• _What you should do_
Tell how many lines in the data below include the word "గణపయ". The answer is the number only.

• _Extracted data_
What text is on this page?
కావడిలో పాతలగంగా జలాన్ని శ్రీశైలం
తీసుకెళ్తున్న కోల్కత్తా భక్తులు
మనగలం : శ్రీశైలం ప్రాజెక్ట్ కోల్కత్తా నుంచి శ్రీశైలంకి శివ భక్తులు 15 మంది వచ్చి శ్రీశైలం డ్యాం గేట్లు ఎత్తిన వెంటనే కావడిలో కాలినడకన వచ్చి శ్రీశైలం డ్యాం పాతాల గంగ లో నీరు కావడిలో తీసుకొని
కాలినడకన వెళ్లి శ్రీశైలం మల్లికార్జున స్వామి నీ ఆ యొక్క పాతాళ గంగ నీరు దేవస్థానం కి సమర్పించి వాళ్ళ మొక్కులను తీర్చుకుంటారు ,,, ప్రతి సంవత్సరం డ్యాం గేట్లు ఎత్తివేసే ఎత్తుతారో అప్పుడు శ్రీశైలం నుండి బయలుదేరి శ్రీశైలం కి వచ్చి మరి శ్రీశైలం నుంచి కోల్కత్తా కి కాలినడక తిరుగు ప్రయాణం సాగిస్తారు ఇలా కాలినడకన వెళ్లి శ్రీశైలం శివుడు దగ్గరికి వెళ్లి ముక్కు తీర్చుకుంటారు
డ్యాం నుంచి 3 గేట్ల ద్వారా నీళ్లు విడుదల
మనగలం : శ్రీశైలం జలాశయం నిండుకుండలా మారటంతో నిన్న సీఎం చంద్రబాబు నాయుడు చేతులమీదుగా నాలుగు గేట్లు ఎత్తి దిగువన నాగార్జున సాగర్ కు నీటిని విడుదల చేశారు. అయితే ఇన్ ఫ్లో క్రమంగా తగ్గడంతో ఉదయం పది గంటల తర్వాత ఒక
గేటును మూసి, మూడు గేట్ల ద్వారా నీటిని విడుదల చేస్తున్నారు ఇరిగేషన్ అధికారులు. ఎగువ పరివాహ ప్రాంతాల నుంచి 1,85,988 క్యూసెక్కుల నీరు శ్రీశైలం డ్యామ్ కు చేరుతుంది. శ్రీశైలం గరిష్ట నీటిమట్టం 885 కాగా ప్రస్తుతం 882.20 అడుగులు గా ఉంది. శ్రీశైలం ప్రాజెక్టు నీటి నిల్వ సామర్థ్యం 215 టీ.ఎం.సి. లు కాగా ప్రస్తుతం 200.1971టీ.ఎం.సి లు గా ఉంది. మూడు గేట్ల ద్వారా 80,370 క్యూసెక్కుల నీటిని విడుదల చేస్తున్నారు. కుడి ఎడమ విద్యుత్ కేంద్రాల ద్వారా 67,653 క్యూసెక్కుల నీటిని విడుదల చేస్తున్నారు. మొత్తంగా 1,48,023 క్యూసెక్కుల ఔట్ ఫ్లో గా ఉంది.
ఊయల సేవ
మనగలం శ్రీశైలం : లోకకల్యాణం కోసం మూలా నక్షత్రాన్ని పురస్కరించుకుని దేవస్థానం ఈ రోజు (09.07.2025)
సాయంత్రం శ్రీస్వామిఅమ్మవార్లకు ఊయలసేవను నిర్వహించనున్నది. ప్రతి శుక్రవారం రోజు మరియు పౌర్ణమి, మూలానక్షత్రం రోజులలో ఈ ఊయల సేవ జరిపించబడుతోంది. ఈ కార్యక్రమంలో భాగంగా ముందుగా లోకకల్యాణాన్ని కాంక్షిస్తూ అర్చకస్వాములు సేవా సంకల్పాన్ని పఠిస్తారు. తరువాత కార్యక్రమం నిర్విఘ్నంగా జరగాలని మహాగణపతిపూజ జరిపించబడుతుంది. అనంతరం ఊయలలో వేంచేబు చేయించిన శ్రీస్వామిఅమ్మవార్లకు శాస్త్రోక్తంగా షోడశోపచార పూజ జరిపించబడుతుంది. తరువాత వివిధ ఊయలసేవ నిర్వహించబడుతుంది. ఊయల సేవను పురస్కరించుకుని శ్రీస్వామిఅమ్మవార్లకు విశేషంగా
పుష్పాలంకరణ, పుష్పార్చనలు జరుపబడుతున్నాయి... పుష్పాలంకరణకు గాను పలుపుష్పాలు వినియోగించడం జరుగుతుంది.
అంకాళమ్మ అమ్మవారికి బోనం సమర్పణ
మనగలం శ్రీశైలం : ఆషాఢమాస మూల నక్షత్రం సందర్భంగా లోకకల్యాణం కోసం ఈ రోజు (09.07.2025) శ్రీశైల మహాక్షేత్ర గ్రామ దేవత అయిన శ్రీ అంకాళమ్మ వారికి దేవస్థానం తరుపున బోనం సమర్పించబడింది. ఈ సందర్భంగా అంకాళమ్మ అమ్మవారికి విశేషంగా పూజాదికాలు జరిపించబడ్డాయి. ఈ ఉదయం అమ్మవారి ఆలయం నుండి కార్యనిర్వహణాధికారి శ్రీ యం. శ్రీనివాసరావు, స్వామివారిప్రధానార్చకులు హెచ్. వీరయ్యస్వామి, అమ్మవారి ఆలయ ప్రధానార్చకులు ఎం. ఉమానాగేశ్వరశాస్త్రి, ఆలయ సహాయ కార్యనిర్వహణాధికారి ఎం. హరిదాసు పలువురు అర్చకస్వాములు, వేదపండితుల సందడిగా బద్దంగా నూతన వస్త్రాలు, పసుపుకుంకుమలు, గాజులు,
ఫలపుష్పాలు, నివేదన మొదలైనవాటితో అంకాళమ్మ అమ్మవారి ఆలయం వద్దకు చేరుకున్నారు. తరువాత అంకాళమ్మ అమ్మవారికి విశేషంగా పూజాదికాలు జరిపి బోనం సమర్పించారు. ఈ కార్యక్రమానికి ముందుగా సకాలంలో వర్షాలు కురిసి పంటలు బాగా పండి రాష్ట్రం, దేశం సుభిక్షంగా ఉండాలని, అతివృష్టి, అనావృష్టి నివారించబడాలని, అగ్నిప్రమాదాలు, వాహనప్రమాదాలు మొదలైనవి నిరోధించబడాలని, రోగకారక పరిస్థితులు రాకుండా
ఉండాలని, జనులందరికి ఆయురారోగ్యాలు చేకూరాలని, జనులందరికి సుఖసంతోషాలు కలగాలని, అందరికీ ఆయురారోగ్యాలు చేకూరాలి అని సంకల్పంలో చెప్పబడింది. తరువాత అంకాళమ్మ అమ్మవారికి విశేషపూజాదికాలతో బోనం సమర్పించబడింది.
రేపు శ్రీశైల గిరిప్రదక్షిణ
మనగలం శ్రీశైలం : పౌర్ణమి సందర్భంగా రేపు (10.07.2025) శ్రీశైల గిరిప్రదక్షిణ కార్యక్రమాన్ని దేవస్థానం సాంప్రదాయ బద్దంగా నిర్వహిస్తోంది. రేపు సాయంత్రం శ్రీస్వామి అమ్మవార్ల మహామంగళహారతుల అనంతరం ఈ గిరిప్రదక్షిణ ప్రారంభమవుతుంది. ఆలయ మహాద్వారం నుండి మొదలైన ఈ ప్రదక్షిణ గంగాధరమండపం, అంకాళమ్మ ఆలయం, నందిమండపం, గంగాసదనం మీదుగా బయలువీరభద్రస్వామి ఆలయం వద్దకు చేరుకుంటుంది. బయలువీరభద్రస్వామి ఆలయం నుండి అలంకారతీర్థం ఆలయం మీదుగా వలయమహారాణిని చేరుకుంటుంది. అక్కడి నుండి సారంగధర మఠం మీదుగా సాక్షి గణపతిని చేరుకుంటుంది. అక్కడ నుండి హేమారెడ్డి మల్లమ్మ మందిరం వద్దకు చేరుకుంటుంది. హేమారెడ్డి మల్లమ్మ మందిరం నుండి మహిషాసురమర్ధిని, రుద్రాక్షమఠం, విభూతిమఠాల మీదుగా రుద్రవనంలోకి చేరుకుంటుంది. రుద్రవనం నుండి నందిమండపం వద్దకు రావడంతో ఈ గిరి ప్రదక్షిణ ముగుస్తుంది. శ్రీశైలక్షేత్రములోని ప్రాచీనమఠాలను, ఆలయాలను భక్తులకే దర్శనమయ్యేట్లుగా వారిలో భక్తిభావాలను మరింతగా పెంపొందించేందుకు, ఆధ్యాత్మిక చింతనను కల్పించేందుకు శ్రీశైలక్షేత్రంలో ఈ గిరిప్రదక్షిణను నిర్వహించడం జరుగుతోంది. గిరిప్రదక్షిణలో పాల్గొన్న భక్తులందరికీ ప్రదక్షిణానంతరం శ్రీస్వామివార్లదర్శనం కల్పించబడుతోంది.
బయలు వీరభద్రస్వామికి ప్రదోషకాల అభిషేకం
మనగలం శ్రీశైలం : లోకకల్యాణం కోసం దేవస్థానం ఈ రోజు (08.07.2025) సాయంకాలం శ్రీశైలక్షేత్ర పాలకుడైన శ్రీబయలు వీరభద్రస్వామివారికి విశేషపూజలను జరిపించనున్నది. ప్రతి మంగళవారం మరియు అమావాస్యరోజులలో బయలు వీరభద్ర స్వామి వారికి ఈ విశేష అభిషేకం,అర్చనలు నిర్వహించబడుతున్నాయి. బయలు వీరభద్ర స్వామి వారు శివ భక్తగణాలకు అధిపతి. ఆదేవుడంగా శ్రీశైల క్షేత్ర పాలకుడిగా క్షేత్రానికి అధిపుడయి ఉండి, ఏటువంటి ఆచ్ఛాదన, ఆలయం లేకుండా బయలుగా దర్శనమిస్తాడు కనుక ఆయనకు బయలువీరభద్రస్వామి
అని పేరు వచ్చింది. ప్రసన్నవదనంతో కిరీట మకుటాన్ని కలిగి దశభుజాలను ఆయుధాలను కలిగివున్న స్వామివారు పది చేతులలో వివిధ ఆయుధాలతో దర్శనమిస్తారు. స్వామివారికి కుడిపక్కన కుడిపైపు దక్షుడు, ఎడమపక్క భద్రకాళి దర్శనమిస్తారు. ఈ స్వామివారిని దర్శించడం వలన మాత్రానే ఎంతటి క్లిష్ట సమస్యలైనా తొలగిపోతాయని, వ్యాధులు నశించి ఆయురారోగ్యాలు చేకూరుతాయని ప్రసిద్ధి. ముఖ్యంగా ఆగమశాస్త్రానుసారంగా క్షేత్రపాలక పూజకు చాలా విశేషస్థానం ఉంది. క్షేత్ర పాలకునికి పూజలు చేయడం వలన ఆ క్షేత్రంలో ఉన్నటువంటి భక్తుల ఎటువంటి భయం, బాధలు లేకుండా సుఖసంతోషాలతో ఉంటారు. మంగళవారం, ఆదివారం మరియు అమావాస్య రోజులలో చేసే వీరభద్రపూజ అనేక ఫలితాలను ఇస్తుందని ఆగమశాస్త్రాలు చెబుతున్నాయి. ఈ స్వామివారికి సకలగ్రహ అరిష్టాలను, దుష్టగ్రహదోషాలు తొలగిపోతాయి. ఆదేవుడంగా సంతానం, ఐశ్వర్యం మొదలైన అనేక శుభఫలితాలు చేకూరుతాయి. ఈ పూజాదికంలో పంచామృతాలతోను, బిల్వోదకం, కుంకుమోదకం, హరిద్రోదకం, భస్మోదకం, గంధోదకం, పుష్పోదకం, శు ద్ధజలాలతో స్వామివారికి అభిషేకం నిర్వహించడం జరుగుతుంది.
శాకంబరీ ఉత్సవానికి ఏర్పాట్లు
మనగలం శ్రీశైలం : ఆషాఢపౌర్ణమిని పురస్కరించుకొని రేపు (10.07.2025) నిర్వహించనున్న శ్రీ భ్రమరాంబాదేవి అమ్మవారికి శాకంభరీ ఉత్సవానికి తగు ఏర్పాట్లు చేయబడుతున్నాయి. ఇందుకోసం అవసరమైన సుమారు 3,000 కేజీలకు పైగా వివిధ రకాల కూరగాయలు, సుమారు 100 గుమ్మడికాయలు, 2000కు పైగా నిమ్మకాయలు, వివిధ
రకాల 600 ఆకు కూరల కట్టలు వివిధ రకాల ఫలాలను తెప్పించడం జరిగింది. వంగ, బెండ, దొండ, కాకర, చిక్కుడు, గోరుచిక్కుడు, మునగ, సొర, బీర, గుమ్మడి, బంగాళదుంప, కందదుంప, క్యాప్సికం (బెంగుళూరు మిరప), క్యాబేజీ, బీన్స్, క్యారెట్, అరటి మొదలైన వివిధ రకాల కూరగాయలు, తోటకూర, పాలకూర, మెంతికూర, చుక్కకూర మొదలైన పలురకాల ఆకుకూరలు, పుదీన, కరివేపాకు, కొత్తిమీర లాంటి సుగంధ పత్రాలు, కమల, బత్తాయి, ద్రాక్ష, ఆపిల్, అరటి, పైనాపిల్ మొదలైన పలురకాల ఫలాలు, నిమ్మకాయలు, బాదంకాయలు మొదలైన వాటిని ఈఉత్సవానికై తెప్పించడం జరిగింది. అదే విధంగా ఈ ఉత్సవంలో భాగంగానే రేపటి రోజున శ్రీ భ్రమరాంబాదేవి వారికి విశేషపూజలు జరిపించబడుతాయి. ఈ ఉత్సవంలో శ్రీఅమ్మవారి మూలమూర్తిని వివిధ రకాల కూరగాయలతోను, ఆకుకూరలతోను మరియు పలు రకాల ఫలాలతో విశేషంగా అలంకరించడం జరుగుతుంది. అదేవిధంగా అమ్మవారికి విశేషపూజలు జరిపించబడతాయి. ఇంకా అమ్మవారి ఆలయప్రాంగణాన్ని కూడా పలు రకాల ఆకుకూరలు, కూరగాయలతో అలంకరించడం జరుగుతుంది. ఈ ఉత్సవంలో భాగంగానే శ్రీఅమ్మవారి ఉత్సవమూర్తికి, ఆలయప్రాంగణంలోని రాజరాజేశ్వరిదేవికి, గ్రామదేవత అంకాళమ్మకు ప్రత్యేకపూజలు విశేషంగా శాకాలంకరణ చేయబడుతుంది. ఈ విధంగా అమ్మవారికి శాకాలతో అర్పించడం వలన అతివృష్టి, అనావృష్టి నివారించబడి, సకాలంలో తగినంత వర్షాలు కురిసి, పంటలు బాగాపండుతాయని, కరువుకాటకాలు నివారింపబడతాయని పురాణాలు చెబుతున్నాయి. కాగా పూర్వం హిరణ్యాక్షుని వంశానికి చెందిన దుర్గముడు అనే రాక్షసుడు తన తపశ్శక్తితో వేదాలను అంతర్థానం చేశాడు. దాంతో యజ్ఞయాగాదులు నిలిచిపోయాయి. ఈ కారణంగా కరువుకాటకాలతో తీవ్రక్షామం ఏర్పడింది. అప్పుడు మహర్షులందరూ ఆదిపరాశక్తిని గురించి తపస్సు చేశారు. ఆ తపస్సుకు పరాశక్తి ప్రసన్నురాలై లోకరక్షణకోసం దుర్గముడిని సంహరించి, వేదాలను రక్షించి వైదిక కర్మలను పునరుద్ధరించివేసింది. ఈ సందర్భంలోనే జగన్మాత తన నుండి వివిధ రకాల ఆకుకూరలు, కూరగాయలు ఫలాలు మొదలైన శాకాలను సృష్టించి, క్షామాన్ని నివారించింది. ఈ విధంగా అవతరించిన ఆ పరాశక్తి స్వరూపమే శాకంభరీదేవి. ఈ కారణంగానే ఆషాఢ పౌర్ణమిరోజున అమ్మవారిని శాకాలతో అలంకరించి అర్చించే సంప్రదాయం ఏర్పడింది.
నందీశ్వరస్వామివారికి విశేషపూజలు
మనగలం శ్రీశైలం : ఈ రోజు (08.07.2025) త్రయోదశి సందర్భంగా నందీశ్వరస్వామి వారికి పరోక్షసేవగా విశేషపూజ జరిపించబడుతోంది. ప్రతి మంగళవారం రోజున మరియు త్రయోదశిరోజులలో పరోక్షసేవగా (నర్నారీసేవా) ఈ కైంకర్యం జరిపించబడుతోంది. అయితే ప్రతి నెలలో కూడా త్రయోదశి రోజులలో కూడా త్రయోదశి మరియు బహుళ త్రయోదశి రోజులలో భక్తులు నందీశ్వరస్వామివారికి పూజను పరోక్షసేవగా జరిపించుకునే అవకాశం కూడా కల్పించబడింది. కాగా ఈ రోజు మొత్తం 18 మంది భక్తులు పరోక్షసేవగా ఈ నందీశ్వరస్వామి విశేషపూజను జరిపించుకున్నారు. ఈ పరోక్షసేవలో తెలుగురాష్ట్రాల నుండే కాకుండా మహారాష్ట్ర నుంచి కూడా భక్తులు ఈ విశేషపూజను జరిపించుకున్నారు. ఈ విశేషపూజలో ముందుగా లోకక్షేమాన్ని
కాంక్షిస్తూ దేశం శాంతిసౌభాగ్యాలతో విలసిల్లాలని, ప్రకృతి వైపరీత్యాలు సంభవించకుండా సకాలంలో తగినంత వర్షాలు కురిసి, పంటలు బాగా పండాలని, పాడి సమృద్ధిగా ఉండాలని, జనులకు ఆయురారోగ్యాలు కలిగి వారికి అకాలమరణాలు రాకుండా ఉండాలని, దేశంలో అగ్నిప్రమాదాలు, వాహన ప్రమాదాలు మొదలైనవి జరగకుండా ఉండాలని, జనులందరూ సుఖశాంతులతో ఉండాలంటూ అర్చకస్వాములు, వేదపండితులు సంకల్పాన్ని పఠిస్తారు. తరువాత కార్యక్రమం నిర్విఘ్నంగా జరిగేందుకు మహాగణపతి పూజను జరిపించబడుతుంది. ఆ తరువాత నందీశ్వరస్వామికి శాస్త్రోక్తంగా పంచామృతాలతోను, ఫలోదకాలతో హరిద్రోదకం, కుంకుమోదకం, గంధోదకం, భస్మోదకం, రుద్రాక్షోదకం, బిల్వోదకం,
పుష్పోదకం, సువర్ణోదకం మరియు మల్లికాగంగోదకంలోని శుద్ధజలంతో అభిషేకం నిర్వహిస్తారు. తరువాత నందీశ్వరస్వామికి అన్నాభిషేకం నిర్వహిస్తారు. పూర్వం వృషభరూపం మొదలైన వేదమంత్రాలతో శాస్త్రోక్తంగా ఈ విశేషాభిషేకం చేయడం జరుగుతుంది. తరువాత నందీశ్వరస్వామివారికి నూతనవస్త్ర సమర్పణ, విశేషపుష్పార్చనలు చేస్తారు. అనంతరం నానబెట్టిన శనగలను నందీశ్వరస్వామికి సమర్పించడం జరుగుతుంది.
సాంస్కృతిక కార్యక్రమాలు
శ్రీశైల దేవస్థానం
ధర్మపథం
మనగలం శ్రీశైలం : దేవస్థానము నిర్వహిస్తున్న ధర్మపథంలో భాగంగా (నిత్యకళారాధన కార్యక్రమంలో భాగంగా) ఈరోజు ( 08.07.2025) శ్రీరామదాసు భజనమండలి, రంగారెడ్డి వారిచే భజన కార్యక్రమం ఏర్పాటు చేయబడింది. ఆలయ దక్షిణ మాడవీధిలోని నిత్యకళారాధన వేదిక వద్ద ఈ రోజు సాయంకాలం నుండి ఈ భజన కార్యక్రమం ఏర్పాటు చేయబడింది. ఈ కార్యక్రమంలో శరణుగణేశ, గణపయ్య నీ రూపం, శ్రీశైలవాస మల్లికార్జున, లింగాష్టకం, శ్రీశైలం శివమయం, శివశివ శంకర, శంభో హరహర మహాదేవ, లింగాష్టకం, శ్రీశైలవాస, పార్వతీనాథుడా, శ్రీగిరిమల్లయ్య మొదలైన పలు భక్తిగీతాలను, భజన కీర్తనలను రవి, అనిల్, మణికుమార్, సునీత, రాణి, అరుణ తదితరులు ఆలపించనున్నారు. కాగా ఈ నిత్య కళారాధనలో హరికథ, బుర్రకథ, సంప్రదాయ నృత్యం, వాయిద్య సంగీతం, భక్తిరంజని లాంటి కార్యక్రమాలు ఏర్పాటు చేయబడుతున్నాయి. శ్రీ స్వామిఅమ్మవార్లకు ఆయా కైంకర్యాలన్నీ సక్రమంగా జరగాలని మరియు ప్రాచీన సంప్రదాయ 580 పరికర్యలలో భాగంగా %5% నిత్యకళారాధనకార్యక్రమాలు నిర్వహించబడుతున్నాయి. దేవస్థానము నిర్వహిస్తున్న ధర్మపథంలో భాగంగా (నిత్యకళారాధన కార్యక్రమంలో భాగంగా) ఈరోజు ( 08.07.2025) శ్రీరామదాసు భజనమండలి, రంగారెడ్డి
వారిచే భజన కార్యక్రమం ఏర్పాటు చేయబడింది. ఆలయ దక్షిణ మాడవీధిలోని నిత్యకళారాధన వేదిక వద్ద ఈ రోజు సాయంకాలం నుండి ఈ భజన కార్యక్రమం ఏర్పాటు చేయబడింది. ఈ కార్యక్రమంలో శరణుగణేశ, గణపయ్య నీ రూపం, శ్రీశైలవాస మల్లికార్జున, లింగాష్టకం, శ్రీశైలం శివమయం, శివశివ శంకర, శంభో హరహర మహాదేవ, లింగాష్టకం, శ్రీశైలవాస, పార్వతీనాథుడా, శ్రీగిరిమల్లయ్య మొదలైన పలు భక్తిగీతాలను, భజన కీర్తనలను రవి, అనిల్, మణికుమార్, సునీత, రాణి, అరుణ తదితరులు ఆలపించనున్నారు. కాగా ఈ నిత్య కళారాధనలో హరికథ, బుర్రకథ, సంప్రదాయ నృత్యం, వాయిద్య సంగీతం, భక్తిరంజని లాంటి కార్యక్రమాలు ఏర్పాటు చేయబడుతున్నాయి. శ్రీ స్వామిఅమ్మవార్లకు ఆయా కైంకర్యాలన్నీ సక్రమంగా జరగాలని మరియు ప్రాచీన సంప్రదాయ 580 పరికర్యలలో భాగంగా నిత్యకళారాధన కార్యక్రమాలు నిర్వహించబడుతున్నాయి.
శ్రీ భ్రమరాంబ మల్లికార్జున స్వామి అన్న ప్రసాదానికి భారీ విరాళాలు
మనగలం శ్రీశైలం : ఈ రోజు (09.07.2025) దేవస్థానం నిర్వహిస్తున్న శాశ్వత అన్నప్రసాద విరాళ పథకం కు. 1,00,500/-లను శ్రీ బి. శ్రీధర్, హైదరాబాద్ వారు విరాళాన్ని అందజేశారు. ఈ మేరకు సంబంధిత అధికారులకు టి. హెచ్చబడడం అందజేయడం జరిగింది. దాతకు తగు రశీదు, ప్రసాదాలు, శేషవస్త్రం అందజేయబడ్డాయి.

• _Complete answer_
2